▸ Written exercise
Bring together all lines of the material below that contain the string "Ministry".

-- begin Data section --

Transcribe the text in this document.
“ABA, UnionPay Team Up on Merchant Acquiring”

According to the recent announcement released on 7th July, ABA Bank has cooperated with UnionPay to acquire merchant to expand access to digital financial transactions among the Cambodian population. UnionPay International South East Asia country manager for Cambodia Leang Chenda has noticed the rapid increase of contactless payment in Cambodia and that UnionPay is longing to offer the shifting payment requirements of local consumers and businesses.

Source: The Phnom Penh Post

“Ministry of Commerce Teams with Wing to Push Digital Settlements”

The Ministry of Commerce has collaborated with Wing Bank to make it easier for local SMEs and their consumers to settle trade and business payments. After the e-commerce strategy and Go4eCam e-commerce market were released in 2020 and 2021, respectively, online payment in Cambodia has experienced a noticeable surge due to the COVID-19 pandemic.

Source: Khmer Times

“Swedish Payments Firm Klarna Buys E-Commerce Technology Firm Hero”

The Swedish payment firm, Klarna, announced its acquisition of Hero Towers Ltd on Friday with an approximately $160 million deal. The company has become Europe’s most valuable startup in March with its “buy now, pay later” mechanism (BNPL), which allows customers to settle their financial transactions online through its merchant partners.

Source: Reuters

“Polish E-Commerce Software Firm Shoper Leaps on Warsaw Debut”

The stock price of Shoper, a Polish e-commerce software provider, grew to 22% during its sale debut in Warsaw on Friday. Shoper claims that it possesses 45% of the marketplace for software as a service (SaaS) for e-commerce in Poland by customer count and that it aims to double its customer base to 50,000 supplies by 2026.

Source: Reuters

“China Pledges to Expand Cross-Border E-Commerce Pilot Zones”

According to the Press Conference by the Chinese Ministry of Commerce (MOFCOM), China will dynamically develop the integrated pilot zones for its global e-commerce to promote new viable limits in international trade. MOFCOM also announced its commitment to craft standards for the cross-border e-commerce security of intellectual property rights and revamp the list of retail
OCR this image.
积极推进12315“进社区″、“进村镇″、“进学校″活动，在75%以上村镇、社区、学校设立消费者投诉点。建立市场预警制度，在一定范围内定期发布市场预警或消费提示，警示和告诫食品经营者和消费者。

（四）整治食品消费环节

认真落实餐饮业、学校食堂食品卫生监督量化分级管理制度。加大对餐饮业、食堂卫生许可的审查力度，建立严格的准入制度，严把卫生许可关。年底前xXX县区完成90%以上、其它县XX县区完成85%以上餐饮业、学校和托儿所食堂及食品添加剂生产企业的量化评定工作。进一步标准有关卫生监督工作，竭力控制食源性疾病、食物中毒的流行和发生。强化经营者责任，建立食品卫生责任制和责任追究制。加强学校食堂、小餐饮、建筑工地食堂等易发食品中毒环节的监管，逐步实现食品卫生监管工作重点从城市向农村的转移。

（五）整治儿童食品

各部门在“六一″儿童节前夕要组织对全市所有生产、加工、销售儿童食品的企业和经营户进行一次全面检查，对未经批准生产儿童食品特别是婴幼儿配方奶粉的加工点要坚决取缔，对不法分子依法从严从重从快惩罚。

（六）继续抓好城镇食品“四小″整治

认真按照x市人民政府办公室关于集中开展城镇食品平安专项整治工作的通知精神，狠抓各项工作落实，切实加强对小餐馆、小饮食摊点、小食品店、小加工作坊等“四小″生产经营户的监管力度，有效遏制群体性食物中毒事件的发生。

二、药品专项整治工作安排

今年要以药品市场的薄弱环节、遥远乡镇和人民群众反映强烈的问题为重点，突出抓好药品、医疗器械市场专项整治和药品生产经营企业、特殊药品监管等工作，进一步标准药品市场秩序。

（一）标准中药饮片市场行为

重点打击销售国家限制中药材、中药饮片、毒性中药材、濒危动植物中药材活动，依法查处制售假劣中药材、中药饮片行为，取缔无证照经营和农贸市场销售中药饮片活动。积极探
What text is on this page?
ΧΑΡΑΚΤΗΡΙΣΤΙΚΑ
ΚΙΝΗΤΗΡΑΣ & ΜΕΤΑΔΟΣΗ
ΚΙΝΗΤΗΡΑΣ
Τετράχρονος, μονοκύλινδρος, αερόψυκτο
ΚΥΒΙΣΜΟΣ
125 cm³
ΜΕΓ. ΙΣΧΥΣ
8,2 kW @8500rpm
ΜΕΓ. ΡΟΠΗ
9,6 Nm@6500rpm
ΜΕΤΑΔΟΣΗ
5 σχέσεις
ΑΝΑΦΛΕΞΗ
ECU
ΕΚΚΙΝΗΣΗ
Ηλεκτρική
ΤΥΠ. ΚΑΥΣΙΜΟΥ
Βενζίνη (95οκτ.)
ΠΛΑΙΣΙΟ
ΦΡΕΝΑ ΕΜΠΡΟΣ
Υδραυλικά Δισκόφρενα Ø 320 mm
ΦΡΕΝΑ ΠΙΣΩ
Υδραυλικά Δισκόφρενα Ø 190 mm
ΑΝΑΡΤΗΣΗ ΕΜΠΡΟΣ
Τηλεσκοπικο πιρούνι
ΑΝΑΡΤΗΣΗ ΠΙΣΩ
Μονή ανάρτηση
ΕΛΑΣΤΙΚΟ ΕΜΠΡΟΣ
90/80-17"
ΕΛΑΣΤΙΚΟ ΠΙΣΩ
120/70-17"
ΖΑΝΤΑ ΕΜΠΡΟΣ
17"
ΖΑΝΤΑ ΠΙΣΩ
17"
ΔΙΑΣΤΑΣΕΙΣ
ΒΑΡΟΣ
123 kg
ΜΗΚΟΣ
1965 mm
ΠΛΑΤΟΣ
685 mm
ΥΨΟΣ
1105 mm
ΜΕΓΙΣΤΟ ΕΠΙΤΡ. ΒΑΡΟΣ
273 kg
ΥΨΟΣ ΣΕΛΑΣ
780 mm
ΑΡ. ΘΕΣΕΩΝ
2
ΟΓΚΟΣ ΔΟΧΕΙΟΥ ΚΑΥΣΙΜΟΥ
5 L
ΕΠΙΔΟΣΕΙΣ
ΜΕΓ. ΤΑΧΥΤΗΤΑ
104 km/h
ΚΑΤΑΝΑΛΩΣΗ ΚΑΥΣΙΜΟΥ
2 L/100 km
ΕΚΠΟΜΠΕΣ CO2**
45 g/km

-- end Data section --

▸ Reply
“Ministry of Commerce Teams with Wing to Push Digital Settlements”
The Ministry of Commerce has collaborated with Wing Bank to make it easier for local SMEs and their consumers to settle trade and business payments. After the e-commerce strategy and Go4eCam e-commerce market were released in 2020 and 2021, respectively, online payment in Cambodia has experienced a noticeable surge due to the COVID-19 pandemic.
According to the Press Conference by the Chinese Ministry of Commerce (MOFCOM), China will dynamically develop the integrated pilot zones for its global e-commerce to promote new viable limits in international trade. MOFCOM also announced its commitment to craft standards for the cross-border e-commerce security of intellectual property rights and revamp the list of retail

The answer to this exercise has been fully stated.